(EXERCISE GOAL) So that the copy matches the original, write out every entry exactly.

*** Opening of SOURCE MATERIAL ***

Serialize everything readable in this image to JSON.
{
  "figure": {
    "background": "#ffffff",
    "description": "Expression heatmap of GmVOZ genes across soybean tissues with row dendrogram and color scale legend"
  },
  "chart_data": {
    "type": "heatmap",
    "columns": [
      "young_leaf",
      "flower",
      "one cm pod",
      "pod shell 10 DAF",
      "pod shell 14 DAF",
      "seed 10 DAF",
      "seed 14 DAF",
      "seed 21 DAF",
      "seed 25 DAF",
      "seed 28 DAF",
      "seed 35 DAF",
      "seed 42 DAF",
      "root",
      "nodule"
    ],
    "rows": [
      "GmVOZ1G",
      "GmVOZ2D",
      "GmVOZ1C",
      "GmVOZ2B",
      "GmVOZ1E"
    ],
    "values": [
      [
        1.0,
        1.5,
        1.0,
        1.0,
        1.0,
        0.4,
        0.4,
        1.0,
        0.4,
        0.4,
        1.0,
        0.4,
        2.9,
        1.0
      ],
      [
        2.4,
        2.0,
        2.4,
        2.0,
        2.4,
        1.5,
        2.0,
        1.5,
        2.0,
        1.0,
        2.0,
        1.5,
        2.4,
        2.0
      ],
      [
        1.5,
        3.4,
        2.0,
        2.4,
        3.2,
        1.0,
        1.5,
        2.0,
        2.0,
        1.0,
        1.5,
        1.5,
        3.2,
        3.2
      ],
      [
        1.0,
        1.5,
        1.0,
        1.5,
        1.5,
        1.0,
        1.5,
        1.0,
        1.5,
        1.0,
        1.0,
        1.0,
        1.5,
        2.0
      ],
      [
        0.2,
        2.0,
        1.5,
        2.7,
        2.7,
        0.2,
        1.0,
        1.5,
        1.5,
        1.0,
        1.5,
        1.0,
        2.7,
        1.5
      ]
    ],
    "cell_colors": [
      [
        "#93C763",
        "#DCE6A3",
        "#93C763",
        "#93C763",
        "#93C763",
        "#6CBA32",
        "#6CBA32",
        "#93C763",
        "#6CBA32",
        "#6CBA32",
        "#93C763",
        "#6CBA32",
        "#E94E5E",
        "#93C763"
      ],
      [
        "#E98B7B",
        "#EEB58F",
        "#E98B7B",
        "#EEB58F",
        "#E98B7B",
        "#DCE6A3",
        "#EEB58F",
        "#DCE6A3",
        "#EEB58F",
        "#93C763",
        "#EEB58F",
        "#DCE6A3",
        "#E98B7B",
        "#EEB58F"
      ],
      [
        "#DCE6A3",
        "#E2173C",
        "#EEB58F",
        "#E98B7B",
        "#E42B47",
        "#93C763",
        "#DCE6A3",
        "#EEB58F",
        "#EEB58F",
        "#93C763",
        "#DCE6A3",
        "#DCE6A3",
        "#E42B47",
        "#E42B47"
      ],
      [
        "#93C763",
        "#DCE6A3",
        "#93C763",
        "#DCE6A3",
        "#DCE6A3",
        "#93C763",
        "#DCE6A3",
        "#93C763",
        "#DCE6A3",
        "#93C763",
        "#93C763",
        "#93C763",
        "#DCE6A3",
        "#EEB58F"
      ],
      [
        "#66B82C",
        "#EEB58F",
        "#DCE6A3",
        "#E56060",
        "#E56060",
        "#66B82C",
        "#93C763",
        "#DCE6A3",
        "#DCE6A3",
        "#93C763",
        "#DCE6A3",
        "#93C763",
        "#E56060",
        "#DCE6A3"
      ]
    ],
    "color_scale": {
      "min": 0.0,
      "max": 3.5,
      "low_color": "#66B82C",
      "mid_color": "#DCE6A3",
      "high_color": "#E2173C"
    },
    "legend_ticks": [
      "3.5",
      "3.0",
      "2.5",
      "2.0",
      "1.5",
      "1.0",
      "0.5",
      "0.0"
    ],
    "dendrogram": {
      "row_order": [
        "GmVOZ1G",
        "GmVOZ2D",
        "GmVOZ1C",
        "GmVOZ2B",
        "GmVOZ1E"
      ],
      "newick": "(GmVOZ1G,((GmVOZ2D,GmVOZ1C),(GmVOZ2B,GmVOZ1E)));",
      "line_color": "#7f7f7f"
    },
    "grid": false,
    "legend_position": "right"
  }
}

*** Close of SOURCE MATERIAL ***

(TASK OUTPUT)
Serialize everything readable in this image to JSON.
{
  "figure": {
    "background": "#ffffff",
    "description": "Expression heatmap of GmVOZ genes across soybean tissues with row dendrogram and color scale legend"
  },
  "chart_data": {
    "type": "heatmap",
    "columns": [
      "young_leaf",
      "flower",
      "one cm pod",
      "pod shell 10 DAF",
      "pod shell 14 DAF",
      "seed 10 DAF",
      "seed 14 DAF",
      "seed 21 DAF",
      "seed 25 DAF",
      "seed 28 DAF",
      "seed 35 DAF",
      "seed 42 DAF",
      "root",
      "nodule"
    ],
    "rows": [
      "GmVOZ1G",
      "GmVOZ2D",
      "GmVOZ1C",
      "GmVOZ2B",
      "GmVOZ1E"
    ],
    "values": [
      [
        1.0,
        1.5,
        1.0,
        1.0,
        1.0,
        0.4,
        0.4,
        1.0,
        0.4,
        0.4,
        1.0,
        0.4,
        2.9,
        1.0
      ],
      [
        2.4,
        2.0,
        2.4,
        2.0,
        2.4,
        1.5,
        2.0,
        1.5,
        2.0,
        1.0,
        2.0,
        1.5,
        2.4,
        2.0
      ],
      [
        1.5,
        3.4,
        2.0,
        2.4,
        3.2,
        1.0,
        1.5,
        2.0,
        2.0,
        1.0,
        1.5,
        1.5,
        3.2,
        3.2
      ],
      [
        1.0,
        1.5,
        1.0,
        1.5,
        1.5,
        1.0,
        1.5,
        1.0,
        1.5,
        1.0,
        1.0,
        1.0,
        1.5,
        2.0
      ],
      [
        0.2,
        2.0,
        1.5,
        2.7,
        2.7,
        0.2,
        1.0,
        1.5,
        1.5,
        1.0,
        1.5,
        1.0,
        2.7,
        1.5
      ]
    ],
    "cell_colors": [
      [
        "#93C763",
        "#DCE6A3",
        "#93C763",
        "#93C763",
        "#93C763",
        "#6CBA32",
        "#6CBA32",
        "#93C763",
        "#6CBA32",
        "#6CBA32",
        "#93C763",
        "#6CBA32",
        "#E94E5E",
        "#93C763"
      ],
      [
        "#E98B7B",
        "#EEB58F",
        "#E98B7B",
        "#EEB58F",
        "#E98B7B",
        "#DCE6A3",
        "#EEB58F",
        "#DCE6A3",
        "#EEB58F",
        "#93C763",
        "#EEB58F",
        "#DCE6A3",
        "#E98B7B",
        "#EEB58F"
      ],
      [
        "#DCE6A3",
        "#E2173C",
        "#EEB58F",
        "#E98B7B",
        "#E42B47",
        "#93C763",
        "#DCE6A3",
        "#EEB58F",
        "#EEB58F",
        "#93C763",
        "#DCE6A3",
        "#DCE6A3",
        "#E42B47",
        "#E42B47"
      ],
      [
        "#93C763",
        "#DCE6A3",
        "#93C763",
        "#DCE6A3",
        "#DCE6A3",
        "#93C763",
        "#DCE6A3",
        "#93C763",
        "#DCE6A3",
        "#93C763",
        "#93C763",
        "#93C763",
        "#DCE6A3",
        "#EEB58F"
      ],
      [
        "#66B82C",
        "#EEB58F",
        "#DCE6A3",
        "#E56060",
        "#E56060",
        "#66B82C",
        "#93C763",
        "#DCE6A3",
        "#DCE6A3",
        "#93C763",
        "#DCE6A3",
        "#93C763",
        "#E56060",
        "#DCE6A3"
      ]
    ],
    "color_scale": {
      "min": 0.0,
      "max": 3.5,
      "low_color": "#66B82C",
      "mid_color": "#DCE6A3",
      "high_color": "#E2173C"
    },
    "legend_ticks": [
      "3.5",
      "3.0",
      "2.5",
      "2.0",
      "1.5",
      "1.0",
      "0.5",
      "0.0"
    ],
    "dendrogram": {
      "row_order": [
        "GmVOZ1G",
        "GmVOZ2D",
        "GmVOZ1C",
        "GmVOZ2B",
        "GmVOZ1E"
      ],
      "newick": "(GmVOZ1G,((GmVOZ2D,GmVOZ1C),(GmVOZ2B,GmVOZ1E)));",
      "line_color": "#7f7f7f"
    },
    "grid": false,
    "legend_position": "right"
  }
}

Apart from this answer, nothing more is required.